WHAT IS ASKED
Copy out every record below, word for word.

-------- INFORMATION SHOWN --------

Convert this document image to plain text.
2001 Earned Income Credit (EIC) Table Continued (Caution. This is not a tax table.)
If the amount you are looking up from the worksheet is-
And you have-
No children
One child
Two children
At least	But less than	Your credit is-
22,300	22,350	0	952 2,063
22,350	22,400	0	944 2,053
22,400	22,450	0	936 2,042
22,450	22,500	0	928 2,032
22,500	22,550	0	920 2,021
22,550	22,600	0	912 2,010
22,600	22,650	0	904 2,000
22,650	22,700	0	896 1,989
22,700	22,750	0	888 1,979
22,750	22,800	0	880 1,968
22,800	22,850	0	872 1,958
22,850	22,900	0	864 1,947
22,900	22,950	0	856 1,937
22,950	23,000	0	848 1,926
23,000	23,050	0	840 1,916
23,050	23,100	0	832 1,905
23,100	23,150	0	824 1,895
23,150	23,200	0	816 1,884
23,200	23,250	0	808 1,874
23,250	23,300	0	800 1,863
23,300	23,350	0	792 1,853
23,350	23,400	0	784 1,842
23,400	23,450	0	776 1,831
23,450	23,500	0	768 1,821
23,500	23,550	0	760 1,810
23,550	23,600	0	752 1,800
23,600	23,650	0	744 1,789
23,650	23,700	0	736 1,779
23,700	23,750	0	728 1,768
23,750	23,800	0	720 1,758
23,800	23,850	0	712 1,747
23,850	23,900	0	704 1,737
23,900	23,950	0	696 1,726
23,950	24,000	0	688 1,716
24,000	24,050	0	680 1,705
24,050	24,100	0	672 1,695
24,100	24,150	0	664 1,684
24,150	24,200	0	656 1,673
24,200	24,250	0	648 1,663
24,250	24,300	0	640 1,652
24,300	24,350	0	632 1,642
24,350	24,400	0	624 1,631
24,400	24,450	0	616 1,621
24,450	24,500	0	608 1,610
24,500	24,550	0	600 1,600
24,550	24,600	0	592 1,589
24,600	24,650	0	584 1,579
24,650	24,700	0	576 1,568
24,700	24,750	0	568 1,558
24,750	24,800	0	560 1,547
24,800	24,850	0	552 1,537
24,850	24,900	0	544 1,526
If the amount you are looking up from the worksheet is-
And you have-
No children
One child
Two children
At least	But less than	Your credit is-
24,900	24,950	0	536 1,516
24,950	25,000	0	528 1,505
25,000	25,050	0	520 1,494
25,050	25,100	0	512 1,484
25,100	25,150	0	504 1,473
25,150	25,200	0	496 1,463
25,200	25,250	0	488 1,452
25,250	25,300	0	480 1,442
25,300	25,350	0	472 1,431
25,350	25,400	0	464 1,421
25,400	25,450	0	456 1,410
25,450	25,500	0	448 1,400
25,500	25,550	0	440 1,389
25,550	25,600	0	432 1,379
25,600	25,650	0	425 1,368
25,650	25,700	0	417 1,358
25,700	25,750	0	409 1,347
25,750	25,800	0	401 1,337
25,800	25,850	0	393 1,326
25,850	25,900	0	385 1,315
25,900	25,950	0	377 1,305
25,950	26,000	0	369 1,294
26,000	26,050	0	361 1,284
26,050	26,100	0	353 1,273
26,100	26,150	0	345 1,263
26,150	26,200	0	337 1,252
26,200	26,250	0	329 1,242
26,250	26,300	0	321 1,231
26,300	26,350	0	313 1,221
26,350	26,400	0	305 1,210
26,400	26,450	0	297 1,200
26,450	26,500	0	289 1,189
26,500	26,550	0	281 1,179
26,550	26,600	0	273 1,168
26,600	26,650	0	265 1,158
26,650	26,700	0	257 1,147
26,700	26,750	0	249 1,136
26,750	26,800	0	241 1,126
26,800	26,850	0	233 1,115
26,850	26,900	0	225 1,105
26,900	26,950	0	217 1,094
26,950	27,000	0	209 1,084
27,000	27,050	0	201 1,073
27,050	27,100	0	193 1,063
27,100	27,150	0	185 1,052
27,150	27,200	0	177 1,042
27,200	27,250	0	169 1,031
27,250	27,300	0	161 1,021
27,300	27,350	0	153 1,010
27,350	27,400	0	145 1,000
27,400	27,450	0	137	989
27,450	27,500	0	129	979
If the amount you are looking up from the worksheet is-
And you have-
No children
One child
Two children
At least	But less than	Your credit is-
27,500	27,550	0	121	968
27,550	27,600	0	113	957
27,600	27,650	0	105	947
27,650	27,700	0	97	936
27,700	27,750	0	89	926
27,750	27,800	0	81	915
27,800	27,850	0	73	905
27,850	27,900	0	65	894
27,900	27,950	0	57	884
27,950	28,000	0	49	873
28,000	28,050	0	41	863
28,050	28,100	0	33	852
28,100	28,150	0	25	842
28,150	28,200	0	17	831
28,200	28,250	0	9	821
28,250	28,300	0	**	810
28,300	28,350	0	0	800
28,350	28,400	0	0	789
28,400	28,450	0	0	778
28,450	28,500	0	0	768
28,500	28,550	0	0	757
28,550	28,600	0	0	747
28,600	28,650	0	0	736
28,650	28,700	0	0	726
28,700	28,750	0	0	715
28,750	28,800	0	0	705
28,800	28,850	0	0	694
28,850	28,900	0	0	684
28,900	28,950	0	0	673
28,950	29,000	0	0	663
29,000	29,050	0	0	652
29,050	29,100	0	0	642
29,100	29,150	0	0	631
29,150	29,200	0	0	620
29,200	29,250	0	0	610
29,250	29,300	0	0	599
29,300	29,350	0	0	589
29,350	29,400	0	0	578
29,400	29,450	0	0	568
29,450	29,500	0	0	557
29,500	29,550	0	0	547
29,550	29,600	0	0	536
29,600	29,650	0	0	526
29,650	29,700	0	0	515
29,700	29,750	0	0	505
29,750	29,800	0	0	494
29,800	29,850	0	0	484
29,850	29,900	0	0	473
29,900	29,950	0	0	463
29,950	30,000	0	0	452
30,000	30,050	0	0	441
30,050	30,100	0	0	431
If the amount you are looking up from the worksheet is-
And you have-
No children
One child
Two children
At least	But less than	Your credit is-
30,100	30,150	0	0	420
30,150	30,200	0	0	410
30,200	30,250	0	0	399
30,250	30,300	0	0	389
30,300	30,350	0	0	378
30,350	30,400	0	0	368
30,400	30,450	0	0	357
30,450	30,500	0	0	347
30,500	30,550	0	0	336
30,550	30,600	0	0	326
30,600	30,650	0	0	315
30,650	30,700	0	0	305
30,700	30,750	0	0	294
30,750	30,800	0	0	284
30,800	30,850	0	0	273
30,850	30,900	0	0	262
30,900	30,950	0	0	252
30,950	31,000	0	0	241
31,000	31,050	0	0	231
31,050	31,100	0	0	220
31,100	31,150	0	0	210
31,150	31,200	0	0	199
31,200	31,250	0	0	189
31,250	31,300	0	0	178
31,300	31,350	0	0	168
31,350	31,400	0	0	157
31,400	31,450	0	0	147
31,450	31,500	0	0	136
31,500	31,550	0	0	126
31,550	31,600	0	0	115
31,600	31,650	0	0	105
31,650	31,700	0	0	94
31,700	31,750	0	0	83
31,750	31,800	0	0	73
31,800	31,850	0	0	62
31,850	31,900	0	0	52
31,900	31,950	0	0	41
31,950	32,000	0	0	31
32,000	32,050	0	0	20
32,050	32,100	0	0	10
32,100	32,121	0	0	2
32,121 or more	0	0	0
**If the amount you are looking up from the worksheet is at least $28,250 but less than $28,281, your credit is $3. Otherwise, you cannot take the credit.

--------

EXPECTED OUTPUT
Convert this document image to plain text.
2001 Earned Income Credit (EIC) Table Continued (Caution. This is not a tax table.)
If the amount you are looking up from the worksheet is-
And you have-
No children
One child
Two children
At least	But less than	Your credit is-
22,300	22,350	0	952 2,063
22,350	22,400	0	944 2,053
22,400	22,450	0	936 2,042
22,450	22,500	0	928 2,032
22,500	22,550	0	920 2,021
22,550	22,600	0	912 2,010
22,600	22,650	0	904 2,000
22,650	22,700	0	896 1,989
22,700	22,750	0	888 1,979
22,750	22,800	0	880 1,968
22,800	22,850	0	872 1,958
22,850	22,900	0	864 1,947
22,900	22,950	0	856 1,937
22,950	23,000	0	848 1,926
23,000	23,050	0	840 1,916
23,050	23,100	0	832 1,905
23,100	23,150	0	824 1,895
23,150	23,200	0	816 1,884
23,200	23,250	0	808 1,874
23,250	23,300	0	800 1,863
23,300	23,350	0	792 1,853
23,350	23,400	0	784 1,842
23,400	23,450	0	776 1,831
23,450	23,500	0	768 1,821
23,500	23,550	0	760 1,810
23,550	23,600	0	752 1,800
23,600	23,650	0	744 1,789
23,650	23,700	0	736 1,779
23,700	23,750	0	728 1,768
23,750	23,800	0	720 1,758
23,800	23,850	0	712 1,747
23,850	23,900	0	704 1,737
23,900	23,950	0	696 1,726
23,950	24,000	0	688 1,716
24,000	24,050	0	680 1,705
24,050	24,100	0	672 1,695
24,100	24,150	0	664 1,684
24,150	24,200	0	656 1,673
24,200	24,250	0	648 1,663
24,250	24,300	0	640 1,652
24,300	24,350	0	632 1,642
24,350	24,400	0	624 1,631
24,400	24,450	0	616 1,621
24,450	24,500	0	608 1,610
24,500	24,550	0	600 1,600
24,550	24,600	0	592 1,589
24,600	24,650	0	584 1,579
24,650	24,700	0	576 1,568
24,700	24,750	0	568 1,558
24,750	24,800	0	560 1,547
24,800	24,850	0	552 1,537
24,850	24,900	0	544 1,526
If the amount you are looking up from the worksheet is-
And you have-
No children
One child
Two children
At least	But less than	Your credit is-
24,900	24,950	0	536 1,516
24,950	25,000	0	528 1,505
25,000	25,050	0	520 1,494
25,050	25,100	0	512 1,484
25,100	25,150	0	504 1,473
25,150	25,200	0	496 1,463
25,200	25,250	0	488 1,452
25,250	25,300	0	480 1,442
25,300	25,350	0	472 1,431
25,350	25,400	0	464 1,421
25,400	25,450	0	456 1,410
25,450	25,500	0	448 1,400
25,500	25,550	0	440 1,389
25,550	25,600	0	432 1,379
25,600	25,650	0	425 1,368
25,650	25,700	0	417 1,358
25,700	25,750	0	409 1,347
25,750	25,800	0	401 1,337
25,800	25,850	0	393 1,326
25,850	25,900	0	385 1,315
25,900	25,950	0	377 1,305
25,950	26,000	0	369 1,294
26,000	26,050	0	361 1,284
26,050	26,100	0	353 1,273
26,100	26,150	0	345 1,263
26,150	26,200	0	337 1,252
26,200	26,250	0	329 1,242
26,250	26,300	0	321 1,231
26,300	26,350	0	313 1,221
26,350	26,400	0	305 1,210
26,400	26,450	0	297 1,200
26,450	26,500	0	289 1,189
26,500	26,550	0	281 1,179
26,550	26,600	0	273 1,168
26,600	26,650	0	265 1,158
26,650	26,700	0	257 1,147
26,700	26,750	0	249 1,136
26,750	26,800	0	241 1,126
26,800	26,850	0	233 1,115
26,850	26,900	0	225 1,105
26,900	26,950	0	217 1,094
26,950	27,000	0	209 1,084
27,000	27,050	0	201 1,073
27,050	27,100	0	193 1,063
27,100	27,150	0	185 1,052
27,150	27,200	0	177 1,042
27,200	27,250	0	169 1,031
27,250	27,300	0	161 1,021
27,300	27,350	0	153 1,010
27,350	27,400	0	145 1,000
27,400	27,450	0	137	989
27,450	27,500	0	129	979
If the amount you are looking up from the worksheet is-
And you have-
No children
One child
Two children
At least	But less than	Your credit is-
27,500	27,550	0	121	968
27,550	27,600	0	113	957
27,600	27,650	0	105	947
27,650	27,700	0	97	936
27,700	27,750	0	89	926
27,750	27,800	0	81	915
27,800	27,850	0	73	905
27,850	27,900	0	65	894
27,900	27,950	0	57	884
27,950	28,000	0	49	873
28,000	28,050	0	41	863
28,050	28,100	0	33	852
28,100	28,150	0	25	842
28,150	28,200	0	17	831
28,200	28,250	0	9	821
28,250	28,300	0	**	810
28,300	28,350	0	0	800
28,350	28,400	0	0	789
28,400	28,450	0	0	778
28,450	28,500	0	0	768
28,500	28,550	0	0	757
28,550	28,600	0	0	747
28,600	28,650	0	0	736
28,650	28,700	0	0	726
28,700	28,750	0	0	715
28,750	28,800	0	0	705
28,800	28,850	0	0	694
28,850	28,900	0	0	684
28,900	28,950	0	0	673
28,950	29,000	0	0	663
29,000	29,050	0	0	652
29,050	29,100	0	0	642
29,100	29,150	0	0	631
29,150	29,200	0	0	620
29,200	29,250	0	0	610
29,250	29,300	0	0	599
29,300	29,350	0	0	589
29,350	29,400	0	0	578
29,400	29,450	0	0	568
29,450	29,500	0	0	557
29,500	29,550	0	0	547
29,550	29,600	0	0	536
29,600	29,650	0	0	526
29,650	29,700	0	0	515
29,700	29,750	0	0	505
29,750	29,800	0	0	494
29,800	29,850	0	0	484
29,850	29,900	0	0	473
29,900	29,950	0	0	463
29,950	30,000	0	0	452
30,000	30,050	0	0	441
30,050	30,100	0	0	431
If the amount you are looking up from the worksheet is-
And you have-
No children
One child
Two children
At least	But less than	Your credit is-
30,100	30,150	0	0	420
30,150	30,200	0	0	410
30,200	30,250	0	0	399
30,250	30,300	0	0	389
30,300	30,350	0	0	378
30,350	30,400	0	0	368
30,400	30,450	0	0	357
30,450	30,500	0	0	347
30,500	30,550	0	0	336
30,550	30,600	0	0	326
30,600	30,650	0	0	315
30,650	30,700	0	0	305
30,700	30,750	0	0	294
30,750	30,800	0	0	284
30,800	30,850	0	0	273
30,850	30,900	0	0	262
30,900	30,950	0	0	252
30,950	31,000	0	0	241
31,000	31,050	0	0	231
31,050	31,100	0	0	220
31,100	31,150	0	0	210
31,150	31,200	0	0	199
31,200	31,250	0	0	189
31,250	31,300	0	0	178
31,300	31,350	0	0	168
31,350	31,400	0	0	157
31,400	31,450	0	0	147
31,450	31,500	0	0	136
31,500	31,550	0	0	126
31,550	31,600	0	0	115
31,600	31,650	0	0	105
31,650	31,700	0	0	94
31,700	31,750	0	0	83
31,750	31,800	0	0	73
31,800	31,850	0	0	62
31,850	31,900	0	0	52
31,900	31,950	0	0	41
31,950	32,000	0	0	31
32,000	32,050	0	0	20
32,050	32,100	0	0	10
32,100	32,121	0	0	2
32,121 or more	0	0	0
**If the amount you are looking up from the worksheet is at least $28,250 but less than $28,281, your credit is $3. Otherwise, you cannot take the credit.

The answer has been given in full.